**Work required**
The entries are to be returned exactly, with images left out.

**Given information**
══════════════════════════════
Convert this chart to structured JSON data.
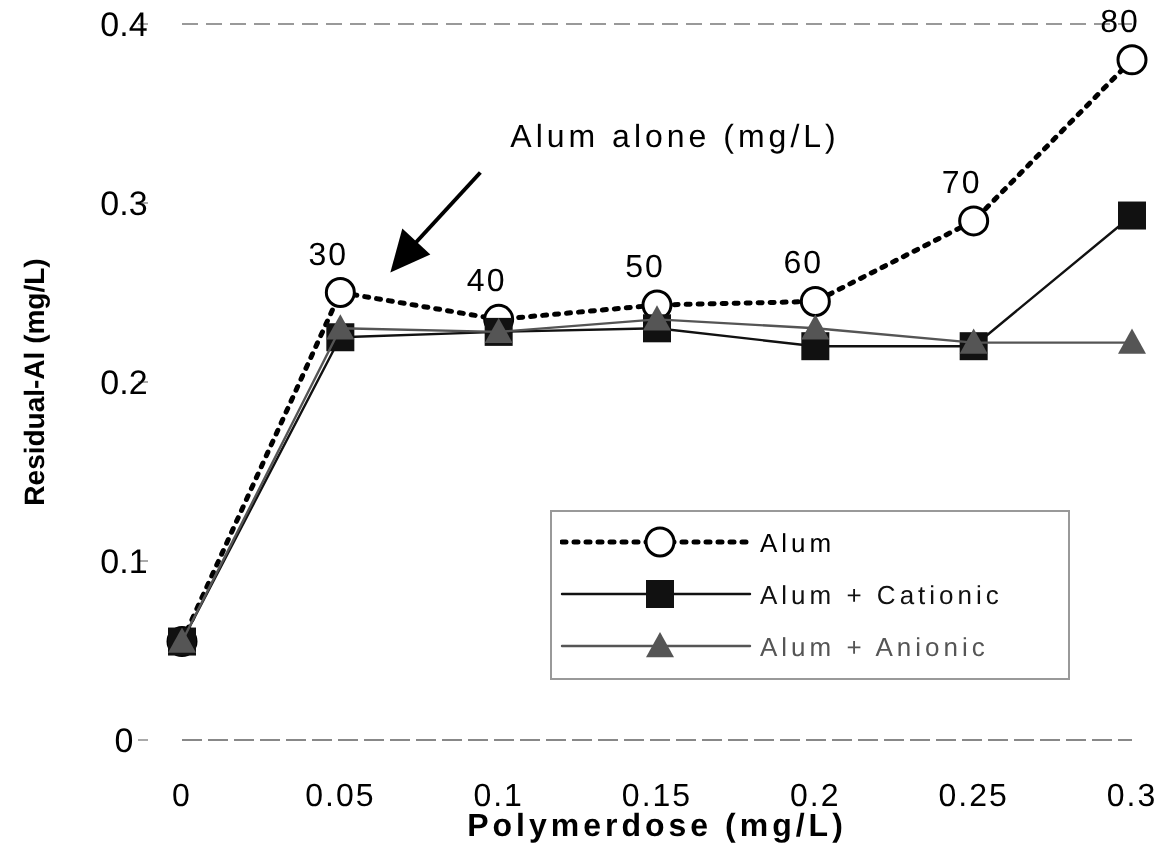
{
  "chart_data": {
    "type": "line",
    "xlabel": "Polymerdose (mg/L)",
    "ylabel": "Residual-Al (mg/L)",
    "x": [
      0,
      0.05,
      0.1,
      0.15,
      0.2,
      0.25,
      0.3
    ],
    "xlim": [
      0,
      0.3
    ],
    "xticks": [
      0,
      0.05,
      0.1,
      0.15,
      0.2,
      0.25,
      0.3
    ],
    "ylim": [
      0,
      0.4
    ],
    "yticks": [
      0,
      0.1,
      0.2,
      0.3,
      0.4
    ],
    "grid": false,
    "legend": "bottom right",
    "series": [
      {
        "name": "Alum",
        "color": "#000000",
        "marker": "circle",
        "line_style": "dotted",
        "values": [
          0.055,
          0.25,
          0.235,
          0.243,
          0.245,
          0.29,
          0.38
        ]
      },
      {
        "name": "Alum + Cationic",
        "color": "#111111",
        "marker": "square",
        "line_style": "solid",
        "values": [
          0.055,
          0.225,
          0.228,
          0.23,
          0.22,
          0.22,
          0.293
        ]
      },
      {
        "name": "Alum + Anionic",
        "color": "#555555",
        "marker": "triangle",
        "line_style": "solid",
        "values": [
          0.055,
          0.23,
          0.228,
          0.235,
          0.23,
          0.222,
          0.222
        ]
      }
    ],
    "annotations": [
      "Alum alone (mg/L)",
      {
        "text": "30",
        "x": 0.05,
        "y": 0.25
      },
      {
        "text": "40",
        "x": 0.1,
        "y": 0.235
      },
      {
        "text": "50",
        "x": 0.15,
        "y": 0.243
      },
      {
        "text": "60",
        "x": 0.2,
        "y": 0.245
      },
      {
        "text": "70",
        "x": 0.25,
        "y": 0.29
      },
      {
        "text": "80",
        "x": 0.3,
        "y": 0.38
      }
    ]
  }
}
══════════════════════════════
**Result for this task**
Convert this chart to structured JSON data.
{
  "chart_data": {
    "type": "line",
    "xlabel": "Polymerdose (mg/L)",
    "ylabel": "Residual-Al (mg/L)",
    "x": [
      0,
      0.05,
      0.1,
      0.15,
      0.2,
      0.25,
      0.3
    ],
    "xlim": [
      0,
      0.3
    ],
    "xticks": [
      0,
      0.05,
      0.1,
      0.15,
      0.2,
      0.25,
      0.3
    ],
    "ylim": [
      0,
      0.4
    ],
    "yticks": [
      0,
      0.1,
      0.2,
      0.3,
      0.4
    ],
    "grid": false,
    "legend": "bottom right",
    "series": [
      {
        "name": "Alum",
        "color": "#000000",
        "marker": "circle",
        "line_style": "dotted",
        "values": [
          0.055,
          0.25,
          0.235,
          0.243,
          0.245,
          0.29,
          0.38
        ]
      },
      {
        "name": "Alum + Cationic",
        "color": "#111111",
        "marker": "square",
        "line_style": "solid",
        "values": [
          0.055,
          0.225,
          0.228,
          0.23,
          0.22,
          0.22,
          0.293
        ]
      },
      {
        "name": "Alum + Anionic",
        "color": "#555555",
        "marker": "triangle",
        "line_style": "solid",
        "values": [
          0.055,
          0.23,
          0.228,
          0.235,
          0.23,
          0.222,
          0.222
        ]
      }
    ],
    "annotations": [
      "Alum alone (mg/L)",
      {
        "text": "30",
        "x": 0.05,
        "y": 0.25
      },
      {
        "text": "40",
        "x": 0.1,
        "y": 0.235
      },
      {
        "text": "50",
        "x": 0.15,
        "y": 0.243
      },
      {
        "text": "60",
        "x": 0.2,
        "y": 0.245
      },
      {
        "text": "70",
        "x": 0.25,
        "y": 0.29
      },
      {
        "text": "80",
        "x": 0.3,
        "y": 0.38
      }
    ]
  }
}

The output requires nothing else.